| TASK BRIEF |
Copy the rows from the start through the line containing "- browser-tab[interactable]: ●", substituting "clickable" for every "interactable" and leaving everything else unchanged.

| EXERCISE DATA |
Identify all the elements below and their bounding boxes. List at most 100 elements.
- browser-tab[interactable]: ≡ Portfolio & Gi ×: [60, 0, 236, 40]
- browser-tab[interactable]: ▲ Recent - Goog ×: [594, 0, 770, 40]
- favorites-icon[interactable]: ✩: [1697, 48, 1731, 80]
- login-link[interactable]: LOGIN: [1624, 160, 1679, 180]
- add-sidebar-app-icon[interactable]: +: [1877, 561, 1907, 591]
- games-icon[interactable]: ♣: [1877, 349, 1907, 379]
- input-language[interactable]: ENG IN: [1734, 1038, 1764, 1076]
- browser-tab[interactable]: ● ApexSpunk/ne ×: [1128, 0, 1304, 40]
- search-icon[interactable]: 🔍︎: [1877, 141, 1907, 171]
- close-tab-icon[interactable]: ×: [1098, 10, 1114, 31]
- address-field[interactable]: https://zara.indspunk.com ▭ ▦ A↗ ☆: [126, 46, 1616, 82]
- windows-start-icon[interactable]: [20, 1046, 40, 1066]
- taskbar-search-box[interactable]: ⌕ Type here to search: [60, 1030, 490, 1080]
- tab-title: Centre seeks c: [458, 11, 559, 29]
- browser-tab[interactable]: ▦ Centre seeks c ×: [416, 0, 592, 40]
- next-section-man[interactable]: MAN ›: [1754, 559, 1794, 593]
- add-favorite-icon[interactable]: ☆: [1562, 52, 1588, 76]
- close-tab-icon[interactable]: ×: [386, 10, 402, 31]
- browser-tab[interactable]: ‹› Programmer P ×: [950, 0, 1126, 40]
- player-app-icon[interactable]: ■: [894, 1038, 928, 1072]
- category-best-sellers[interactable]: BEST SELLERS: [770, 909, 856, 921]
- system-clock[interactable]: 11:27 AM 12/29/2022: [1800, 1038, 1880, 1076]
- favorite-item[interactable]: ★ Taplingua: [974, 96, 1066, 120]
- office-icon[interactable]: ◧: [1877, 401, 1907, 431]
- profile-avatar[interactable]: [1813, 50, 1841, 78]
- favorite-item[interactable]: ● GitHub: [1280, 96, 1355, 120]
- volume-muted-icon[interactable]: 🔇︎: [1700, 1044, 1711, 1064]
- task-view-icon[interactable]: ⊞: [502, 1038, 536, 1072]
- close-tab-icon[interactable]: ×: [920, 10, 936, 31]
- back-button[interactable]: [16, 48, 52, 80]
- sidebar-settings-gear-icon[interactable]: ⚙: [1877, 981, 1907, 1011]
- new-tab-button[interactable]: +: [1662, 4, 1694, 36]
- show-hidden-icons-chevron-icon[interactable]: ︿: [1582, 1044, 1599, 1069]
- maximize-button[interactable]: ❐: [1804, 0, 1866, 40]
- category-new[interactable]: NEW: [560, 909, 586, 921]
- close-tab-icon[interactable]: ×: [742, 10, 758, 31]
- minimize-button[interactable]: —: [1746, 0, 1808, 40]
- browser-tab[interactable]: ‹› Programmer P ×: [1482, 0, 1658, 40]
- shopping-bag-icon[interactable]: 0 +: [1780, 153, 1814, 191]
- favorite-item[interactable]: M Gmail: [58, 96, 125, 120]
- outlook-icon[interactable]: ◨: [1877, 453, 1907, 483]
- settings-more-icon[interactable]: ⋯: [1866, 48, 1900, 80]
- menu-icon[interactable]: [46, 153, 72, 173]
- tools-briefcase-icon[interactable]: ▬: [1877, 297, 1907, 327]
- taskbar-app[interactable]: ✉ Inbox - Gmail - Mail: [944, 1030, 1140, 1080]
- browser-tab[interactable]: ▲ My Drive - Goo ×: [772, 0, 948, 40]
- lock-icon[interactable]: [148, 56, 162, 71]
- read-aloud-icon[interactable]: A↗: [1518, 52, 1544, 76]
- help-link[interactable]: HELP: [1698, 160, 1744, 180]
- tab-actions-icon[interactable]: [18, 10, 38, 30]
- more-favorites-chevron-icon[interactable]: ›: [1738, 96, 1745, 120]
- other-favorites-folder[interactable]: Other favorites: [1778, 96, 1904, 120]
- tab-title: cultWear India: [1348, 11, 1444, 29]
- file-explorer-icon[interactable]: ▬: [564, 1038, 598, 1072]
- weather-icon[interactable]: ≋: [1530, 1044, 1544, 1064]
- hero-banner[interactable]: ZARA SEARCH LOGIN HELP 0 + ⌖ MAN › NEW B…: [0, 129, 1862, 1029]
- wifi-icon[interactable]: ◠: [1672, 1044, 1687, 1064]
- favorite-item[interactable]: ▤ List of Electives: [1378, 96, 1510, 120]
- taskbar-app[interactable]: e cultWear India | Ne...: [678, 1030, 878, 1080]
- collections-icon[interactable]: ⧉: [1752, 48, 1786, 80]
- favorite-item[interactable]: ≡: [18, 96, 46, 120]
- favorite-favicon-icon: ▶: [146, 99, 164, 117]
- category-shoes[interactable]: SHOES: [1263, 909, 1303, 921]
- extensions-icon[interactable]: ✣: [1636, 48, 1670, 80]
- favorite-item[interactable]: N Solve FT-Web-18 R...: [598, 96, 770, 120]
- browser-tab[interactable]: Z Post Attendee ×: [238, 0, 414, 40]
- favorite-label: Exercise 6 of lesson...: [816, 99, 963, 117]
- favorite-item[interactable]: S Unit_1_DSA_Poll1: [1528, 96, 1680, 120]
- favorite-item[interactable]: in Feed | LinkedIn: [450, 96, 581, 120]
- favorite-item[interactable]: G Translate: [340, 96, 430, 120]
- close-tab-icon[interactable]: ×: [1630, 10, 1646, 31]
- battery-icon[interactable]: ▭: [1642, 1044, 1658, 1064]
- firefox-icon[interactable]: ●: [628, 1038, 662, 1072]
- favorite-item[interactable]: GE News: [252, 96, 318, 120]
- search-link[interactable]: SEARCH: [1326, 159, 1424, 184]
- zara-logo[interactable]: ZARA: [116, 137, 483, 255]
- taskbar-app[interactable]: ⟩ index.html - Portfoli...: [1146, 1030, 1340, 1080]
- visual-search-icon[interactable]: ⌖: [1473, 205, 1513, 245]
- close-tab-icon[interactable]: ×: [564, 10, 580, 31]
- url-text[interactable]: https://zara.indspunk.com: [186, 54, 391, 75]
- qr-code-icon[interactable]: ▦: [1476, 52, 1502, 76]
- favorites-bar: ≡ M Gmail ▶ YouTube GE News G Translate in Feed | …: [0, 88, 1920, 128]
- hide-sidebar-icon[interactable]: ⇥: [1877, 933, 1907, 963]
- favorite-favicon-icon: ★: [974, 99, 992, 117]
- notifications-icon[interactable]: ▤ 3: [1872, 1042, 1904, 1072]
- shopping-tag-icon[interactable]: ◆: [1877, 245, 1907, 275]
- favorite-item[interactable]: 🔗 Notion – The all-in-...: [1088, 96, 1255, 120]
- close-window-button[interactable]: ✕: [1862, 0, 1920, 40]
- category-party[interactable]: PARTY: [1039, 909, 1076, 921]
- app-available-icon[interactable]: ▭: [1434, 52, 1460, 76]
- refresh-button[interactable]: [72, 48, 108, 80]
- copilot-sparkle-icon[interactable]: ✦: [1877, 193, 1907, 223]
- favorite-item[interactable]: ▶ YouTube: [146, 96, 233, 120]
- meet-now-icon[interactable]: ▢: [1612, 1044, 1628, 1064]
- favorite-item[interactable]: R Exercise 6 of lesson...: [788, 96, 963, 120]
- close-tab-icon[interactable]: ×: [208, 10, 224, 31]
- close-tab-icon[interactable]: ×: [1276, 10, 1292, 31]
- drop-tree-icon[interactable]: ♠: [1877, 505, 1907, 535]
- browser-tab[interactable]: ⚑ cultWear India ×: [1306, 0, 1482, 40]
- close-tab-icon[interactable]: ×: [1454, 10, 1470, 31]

| FULL RESPONSE |
Identify all the elements below and their bounding boxes. List at most 100 elements.
- browser-tab[clickable]: ≡ Portfolio & Gi ×: [60, 0, 236, 40]
- browser-tab[clickable]: ▲ Recent - Goog ×: [594, 0, 770, 40]
- favorites-icon[clickable]: ✩: [1697, 48, 1731, 80]
- login-link[clickable]: LOGIN: [1624, 160, 1679, 180]
- add-sidebar-app-icon[clickable]: +: [1877, 561, 1907, 591]
- games-icon[clickable]: ♣: [1877, 349, 1907, 379]
- input-language[clickable]: ENG IN: [1734, 1038, 1764, 1076]
- browser-tab[clickable]: ● ApexSpunk/ne ×: [1128, 0, 1304, 40]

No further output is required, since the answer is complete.